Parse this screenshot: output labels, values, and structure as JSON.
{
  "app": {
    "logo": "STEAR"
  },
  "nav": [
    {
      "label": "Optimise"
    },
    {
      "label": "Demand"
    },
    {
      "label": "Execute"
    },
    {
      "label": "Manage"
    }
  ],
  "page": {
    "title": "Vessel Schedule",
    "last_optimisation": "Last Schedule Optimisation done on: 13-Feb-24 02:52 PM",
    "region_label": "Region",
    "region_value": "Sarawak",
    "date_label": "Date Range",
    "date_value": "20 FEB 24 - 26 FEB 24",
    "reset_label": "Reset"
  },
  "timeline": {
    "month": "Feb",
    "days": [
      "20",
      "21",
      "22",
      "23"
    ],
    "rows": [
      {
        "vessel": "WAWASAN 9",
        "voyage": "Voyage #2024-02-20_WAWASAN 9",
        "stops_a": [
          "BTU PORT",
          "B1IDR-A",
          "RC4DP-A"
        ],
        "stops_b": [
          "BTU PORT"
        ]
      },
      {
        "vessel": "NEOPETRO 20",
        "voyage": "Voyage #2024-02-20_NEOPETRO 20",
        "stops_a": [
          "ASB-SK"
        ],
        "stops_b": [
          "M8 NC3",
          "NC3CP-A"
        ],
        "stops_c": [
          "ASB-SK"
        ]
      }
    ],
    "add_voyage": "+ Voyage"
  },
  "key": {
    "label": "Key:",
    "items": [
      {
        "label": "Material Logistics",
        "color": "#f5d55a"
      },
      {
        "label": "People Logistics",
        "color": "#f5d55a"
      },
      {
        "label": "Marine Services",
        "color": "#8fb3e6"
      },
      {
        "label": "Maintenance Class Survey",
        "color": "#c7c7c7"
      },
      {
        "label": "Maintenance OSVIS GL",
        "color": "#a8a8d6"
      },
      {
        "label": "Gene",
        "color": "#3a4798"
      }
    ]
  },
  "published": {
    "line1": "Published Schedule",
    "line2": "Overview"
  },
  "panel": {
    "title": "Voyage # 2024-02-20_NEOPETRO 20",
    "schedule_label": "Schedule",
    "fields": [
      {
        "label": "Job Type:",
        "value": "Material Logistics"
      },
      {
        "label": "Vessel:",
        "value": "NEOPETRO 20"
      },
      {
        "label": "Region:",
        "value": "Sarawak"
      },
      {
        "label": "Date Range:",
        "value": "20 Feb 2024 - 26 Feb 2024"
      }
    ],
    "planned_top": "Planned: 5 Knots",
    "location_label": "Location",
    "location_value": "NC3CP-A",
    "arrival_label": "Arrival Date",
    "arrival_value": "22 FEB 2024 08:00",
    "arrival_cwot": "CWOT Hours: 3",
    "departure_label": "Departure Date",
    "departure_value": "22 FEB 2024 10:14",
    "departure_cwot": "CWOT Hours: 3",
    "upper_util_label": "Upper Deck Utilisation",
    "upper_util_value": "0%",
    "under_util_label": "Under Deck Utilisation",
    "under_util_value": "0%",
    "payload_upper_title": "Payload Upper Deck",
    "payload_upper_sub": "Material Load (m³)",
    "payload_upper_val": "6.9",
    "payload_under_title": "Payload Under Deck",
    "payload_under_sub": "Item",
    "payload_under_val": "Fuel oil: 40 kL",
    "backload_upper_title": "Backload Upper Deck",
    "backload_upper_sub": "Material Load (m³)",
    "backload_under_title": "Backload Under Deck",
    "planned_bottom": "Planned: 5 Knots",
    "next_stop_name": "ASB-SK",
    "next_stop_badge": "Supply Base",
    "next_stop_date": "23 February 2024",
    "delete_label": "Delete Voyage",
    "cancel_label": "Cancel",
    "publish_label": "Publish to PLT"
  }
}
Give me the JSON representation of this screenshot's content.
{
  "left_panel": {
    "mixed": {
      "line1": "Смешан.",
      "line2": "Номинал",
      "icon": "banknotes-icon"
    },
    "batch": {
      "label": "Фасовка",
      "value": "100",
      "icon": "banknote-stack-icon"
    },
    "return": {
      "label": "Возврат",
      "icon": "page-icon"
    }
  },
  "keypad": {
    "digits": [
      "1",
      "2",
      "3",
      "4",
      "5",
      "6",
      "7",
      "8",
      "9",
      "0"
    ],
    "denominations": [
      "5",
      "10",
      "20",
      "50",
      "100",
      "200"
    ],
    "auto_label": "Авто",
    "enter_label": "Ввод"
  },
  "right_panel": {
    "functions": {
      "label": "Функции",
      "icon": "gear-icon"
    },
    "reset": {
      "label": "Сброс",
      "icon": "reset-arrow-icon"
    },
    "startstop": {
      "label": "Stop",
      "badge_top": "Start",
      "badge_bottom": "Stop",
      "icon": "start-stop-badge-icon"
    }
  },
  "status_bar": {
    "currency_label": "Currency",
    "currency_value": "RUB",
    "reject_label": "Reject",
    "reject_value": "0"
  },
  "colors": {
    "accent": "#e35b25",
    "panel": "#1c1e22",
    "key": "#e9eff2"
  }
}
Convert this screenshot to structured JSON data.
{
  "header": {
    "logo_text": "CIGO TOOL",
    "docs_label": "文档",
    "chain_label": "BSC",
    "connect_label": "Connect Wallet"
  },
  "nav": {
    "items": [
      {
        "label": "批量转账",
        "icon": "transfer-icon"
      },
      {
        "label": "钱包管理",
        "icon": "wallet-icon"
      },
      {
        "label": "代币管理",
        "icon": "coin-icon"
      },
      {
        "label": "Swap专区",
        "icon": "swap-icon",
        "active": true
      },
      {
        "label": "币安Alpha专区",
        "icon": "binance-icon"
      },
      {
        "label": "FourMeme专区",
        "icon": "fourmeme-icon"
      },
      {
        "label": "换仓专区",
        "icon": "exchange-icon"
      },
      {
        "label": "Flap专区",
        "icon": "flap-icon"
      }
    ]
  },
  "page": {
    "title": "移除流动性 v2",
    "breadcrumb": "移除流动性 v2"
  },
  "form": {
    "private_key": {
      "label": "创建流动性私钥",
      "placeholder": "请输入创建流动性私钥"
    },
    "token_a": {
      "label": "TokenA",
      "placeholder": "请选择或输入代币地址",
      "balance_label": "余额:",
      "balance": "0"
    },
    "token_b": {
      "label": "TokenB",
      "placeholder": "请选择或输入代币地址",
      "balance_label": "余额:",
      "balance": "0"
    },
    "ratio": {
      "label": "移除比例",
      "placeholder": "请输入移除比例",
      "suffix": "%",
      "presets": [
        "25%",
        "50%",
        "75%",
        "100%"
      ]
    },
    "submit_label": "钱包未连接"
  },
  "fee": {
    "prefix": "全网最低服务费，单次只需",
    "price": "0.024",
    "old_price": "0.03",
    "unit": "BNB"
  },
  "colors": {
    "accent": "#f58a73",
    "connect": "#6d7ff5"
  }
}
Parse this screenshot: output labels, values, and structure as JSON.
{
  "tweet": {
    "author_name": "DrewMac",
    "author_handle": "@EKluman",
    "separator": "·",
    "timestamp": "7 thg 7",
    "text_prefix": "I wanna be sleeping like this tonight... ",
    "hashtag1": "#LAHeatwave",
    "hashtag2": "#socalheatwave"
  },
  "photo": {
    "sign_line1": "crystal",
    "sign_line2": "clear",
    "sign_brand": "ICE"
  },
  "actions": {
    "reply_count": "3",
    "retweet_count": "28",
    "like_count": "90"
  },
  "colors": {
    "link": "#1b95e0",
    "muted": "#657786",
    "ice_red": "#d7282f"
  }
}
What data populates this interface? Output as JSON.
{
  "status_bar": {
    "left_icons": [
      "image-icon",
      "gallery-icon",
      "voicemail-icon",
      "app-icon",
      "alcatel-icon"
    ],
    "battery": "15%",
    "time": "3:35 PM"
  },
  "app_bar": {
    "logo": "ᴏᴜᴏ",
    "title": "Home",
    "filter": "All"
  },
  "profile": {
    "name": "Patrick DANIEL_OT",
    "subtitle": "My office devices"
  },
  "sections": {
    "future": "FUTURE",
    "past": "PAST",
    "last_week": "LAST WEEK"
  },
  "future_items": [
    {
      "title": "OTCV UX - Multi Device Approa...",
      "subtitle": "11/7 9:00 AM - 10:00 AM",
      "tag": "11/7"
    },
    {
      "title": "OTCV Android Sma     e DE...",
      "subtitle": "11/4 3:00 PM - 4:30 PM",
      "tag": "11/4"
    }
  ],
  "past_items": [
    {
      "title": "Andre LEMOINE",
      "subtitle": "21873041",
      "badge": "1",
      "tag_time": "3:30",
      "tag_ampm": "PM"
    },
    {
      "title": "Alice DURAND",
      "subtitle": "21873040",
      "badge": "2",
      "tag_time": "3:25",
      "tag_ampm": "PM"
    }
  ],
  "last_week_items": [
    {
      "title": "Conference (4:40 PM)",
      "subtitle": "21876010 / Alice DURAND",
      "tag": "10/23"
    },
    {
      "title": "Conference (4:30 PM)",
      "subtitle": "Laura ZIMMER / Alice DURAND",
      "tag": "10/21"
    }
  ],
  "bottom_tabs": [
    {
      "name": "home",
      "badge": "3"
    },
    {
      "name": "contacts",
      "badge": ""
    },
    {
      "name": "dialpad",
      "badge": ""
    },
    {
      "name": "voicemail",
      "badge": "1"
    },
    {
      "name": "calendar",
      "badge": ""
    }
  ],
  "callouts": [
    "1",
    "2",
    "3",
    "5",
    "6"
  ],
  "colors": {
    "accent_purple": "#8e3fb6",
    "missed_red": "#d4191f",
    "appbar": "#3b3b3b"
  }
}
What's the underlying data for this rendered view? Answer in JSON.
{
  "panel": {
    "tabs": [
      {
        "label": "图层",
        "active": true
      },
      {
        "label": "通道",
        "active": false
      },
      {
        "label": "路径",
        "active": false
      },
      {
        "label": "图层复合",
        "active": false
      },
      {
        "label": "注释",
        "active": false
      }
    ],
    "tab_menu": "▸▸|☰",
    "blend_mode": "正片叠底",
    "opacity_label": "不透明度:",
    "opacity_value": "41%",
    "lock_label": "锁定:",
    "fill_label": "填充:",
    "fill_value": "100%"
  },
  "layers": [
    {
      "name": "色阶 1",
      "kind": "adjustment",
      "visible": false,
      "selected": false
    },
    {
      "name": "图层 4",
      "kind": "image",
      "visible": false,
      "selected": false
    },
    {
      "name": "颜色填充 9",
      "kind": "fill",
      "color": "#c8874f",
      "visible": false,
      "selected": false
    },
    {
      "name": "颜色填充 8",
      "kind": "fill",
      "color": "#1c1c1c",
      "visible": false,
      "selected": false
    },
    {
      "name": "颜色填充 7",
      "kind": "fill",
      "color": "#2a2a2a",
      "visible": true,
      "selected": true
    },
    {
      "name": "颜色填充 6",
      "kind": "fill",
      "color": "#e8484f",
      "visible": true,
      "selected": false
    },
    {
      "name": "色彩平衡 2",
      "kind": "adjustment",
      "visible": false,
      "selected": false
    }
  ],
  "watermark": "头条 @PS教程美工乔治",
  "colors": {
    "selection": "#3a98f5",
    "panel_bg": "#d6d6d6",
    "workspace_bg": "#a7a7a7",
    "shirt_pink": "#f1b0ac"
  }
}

**********

◆ **WORK REQUIRED**: Return only those lines of the records that contain the string "JSON".

◆ **COMPLETE OUTPUT**:
Parse this screenshot: output labels, values, and structure as JSON.
Give me the JSON representation of this screenshot's content.
Convert this screenshot to structured JSON data.
Parse this screenshot: output labels, values, and structure as JSON.
What data populates this interface? Output as JSON.
What's the underlying data for this rendered view? Answer in JSON.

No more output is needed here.